Record list:
■ ■ ■ ■ ■

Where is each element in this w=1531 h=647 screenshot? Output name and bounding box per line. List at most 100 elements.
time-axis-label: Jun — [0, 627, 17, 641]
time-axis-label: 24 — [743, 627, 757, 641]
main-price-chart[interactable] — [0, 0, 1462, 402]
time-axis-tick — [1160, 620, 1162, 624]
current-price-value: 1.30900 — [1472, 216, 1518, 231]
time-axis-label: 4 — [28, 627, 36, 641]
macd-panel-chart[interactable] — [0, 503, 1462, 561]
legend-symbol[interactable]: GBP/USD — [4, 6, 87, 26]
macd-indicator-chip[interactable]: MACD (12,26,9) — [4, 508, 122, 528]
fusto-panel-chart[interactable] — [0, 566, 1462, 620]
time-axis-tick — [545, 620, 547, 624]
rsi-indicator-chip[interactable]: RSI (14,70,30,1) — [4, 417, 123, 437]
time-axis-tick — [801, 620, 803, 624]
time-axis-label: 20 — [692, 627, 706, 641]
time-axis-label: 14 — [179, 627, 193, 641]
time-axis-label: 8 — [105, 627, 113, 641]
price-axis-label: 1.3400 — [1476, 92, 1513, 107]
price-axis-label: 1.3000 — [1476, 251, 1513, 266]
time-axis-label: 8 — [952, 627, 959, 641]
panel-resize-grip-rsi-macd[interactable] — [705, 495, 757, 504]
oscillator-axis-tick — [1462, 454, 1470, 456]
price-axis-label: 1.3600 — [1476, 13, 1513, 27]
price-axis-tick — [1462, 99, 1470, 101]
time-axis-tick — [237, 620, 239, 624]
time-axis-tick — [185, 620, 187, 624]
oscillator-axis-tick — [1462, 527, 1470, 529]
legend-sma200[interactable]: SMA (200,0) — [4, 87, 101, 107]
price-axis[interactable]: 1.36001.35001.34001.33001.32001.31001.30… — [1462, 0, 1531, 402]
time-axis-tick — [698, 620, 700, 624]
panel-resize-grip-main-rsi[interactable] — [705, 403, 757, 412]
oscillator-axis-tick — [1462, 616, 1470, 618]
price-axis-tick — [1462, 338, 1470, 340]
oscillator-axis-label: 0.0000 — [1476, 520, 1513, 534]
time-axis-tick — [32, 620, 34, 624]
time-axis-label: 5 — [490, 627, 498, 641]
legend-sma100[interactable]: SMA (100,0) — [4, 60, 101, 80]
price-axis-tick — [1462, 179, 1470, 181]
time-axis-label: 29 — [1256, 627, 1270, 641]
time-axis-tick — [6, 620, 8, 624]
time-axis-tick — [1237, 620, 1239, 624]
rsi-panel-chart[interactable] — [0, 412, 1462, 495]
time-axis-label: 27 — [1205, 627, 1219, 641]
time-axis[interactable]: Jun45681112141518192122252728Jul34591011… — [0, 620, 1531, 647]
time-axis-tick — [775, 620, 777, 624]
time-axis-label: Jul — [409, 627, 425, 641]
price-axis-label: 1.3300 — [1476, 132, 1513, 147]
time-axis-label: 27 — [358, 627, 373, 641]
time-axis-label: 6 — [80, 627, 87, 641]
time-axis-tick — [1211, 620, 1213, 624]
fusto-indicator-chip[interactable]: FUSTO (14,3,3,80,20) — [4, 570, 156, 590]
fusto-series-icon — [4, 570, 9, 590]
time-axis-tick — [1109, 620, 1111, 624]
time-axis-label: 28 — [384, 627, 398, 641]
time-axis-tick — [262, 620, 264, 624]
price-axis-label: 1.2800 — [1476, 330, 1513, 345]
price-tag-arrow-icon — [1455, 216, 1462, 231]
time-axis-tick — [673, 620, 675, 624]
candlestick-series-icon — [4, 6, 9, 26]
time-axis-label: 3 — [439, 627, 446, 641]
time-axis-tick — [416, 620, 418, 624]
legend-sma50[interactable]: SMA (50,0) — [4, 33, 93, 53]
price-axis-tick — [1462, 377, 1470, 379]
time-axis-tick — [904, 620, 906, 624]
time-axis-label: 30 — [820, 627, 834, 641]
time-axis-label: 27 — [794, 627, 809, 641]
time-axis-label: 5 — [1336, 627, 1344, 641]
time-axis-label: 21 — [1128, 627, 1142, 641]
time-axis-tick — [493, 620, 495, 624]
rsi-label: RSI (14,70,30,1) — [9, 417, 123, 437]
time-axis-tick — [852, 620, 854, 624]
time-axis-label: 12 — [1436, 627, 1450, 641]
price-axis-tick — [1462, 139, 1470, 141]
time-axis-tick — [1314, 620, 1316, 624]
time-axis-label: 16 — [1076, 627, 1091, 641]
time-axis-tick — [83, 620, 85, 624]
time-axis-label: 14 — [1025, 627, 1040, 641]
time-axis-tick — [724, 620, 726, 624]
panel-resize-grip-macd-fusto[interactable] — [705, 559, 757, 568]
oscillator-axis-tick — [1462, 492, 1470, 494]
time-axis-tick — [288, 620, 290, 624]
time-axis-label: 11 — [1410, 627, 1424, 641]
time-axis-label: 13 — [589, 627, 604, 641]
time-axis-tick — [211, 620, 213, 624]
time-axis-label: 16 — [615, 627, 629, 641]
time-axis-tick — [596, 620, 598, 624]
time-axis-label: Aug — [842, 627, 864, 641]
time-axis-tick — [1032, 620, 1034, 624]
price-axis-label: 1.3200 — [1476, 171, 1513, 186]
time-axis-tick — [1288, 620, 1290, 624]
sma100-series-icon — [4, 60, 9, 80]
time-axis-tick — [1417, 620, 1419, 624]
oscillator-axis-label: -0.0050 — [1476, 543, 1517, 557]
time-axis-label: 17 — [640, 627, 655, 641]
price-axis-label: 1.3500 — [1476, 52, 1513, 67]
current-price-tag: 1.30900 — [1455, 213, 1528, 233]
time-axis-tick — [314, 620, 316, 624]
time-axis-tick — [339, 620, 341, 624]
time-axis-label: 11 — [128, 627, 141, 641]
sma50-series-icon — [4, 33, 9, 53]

■ ■ ■ ■ ■

Task directions:
Reproduce the records from their start through the line containing "rsi-indicator-chip[interactable]: RSI (14,70,30,1)", including that line, with every "time-axis-tick" changed to "time-axis-mark" and nothing else altered.

Task result:
Where is each element in this w=1531 h=647 screenshot? Output name and bounding box per line. List at most 100 elements.
time-axis-label: Jun — [0, 627, 17, 641]
time-axis-label: 24 — [743, 627, 757, 641]
main-price-chart[interactable] — [0, 0, 1462, 402]
time-axis-mark — [1160, 620, 1162, 624]
current-price-value: 1.30900 — [1472, 216, 1518, 231]
time-axis-label: 4 — [28, 627, 36, 641]
macd-panel-chart[interactable] — [0, 503, 1462, 561]
legend-symbol[interactable]: GBP/USD — [4, 6, 87, 26]
macd-indicator-chip[interactable]: MACD (12,26,9) — [4, 508, 122, 528]
fusto-panel-chart[interactable] — [0, 566, 1462, 620]
time-axis-mark — [545, 620, 547, 624]
rsi-indicator-chip[interactable]: RSI (14,70,30,1) — [4, 417, 123, 437]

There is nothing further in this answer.